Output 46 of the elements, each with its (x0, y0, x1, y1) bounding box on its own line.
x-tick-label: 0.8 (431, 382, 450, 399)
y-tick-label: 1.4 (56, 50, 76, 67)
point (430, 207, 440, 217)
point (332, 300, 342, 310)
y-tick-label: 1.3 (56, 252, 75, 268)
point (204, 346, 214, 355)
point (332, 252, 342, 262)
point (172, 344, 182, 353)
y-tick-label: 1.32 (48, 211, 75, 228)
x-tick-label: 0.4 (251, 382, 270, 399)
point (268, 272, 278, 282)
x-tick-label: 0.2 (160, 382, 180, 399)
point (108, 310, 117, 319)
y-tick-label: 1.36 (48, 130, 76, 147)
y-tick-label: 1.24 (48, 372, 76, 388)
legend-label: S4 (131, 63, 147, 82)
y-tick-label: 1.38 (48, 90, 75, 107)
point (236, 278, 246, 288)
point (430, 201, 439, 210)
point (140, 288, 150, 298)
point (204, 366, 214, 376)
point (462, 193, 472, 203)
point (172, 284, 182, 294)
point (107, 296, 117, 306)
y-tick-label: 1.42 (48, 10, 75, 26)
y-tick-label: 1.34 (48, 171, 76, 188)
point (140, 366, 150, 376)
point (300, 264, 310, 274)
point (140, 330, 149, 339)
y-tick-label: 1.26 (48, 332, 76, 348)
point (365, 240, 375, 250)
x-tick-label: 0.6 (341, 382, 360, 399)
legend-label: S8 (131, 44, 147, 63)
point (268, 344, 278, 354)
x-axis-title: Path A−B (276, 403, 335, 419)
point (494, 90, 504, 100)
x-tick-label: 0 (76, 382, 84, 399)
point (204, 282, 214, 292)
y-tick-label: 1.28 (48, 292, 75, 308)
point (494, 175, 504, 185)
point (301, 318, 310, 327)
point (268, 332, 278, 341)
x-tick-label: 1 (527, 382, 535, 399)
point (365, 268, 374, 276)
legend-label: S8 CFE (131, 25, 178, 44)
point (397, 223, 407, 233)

━━━━━━━━━━━━━━━━━━━━

Please reproduce all of the entries above word for word, keeping every line as it appears.

Output 46 of the elements, each with its (x0, y0, x1, y1) bounding box on its own line.
x-tick-label: 0.8 (431, 382, 450, 399)
y-tick-label: 1.4 (56, 50, 76, 67)
point (430, 207, 440, 217)
point (332, 300, 342, 310)
y-tick-label: 1.3 (56, 252, 75, 268)
point (204, 346, 214, 355)
point (332, 252, 342, 262)
point (172, 344, 182, 353)
y-tick-label: 1.32 (48, 211, 75, 228)
x-tick-label: 0.4 (251, 382, 270, 399)
point (268, 272, 278, 282)
x-tick-label: 0.2 (160, 382, 180, 399)
point (108, 310, 117, 319)
y-tick-label: 1.36 (48, 130, 76, 147)
y-tick-label: 1.24 (48, 372, 76, 388)
legend-label: S4 (131, 63, 147, 82)
y-tick-label: 1.38 (48, 90, 75, 107)
point (236, 278, 246, 288)
point (430, 201, 439, 210)
point (140, 288, 150, 298)
point (204, 366, 214, 376)
point (462, 193, 472, 203)
point (172, 284, 182, 294)
point (107, 296, 117, 306)
y-tick-label: 1.42 (48, 10, 75, 26)
y-tick-label: 1.34 (48, 171, 76, 188)
point (140, 366, 150, 376)
point (300, 264, 310, 274)
point (140, 330, 149, 339)
y-tick-label: 1.26 (48, 332, 76, 348)
point (365, 240, 375, 250)
x-tick-label: 0.6 (341, 382, 360, 399)
legend-label: S8 (131, 44, 147, 63)
point (268, 344, 278, 354)
x-axis-title: Path A−B (276, 403, 335, 419)
point (494, 90, 504, 100)
x-tick-label: 0 (76, 382, 84, 399)
point (204, 282, 214, 292)
y-tick-label: 1.28 (48, 292, 75, 308)
point (494, 175, 504, 185)
point (301, 318, 310, 327)
point (268, 332, 278, 341)
x-tick-label: 1 (527, 382, 535, 399)
point (365, 268, 374, 276)
legend-label: S8 CFE (131, 25, 178, 44)
point (397, 223, 407, 233)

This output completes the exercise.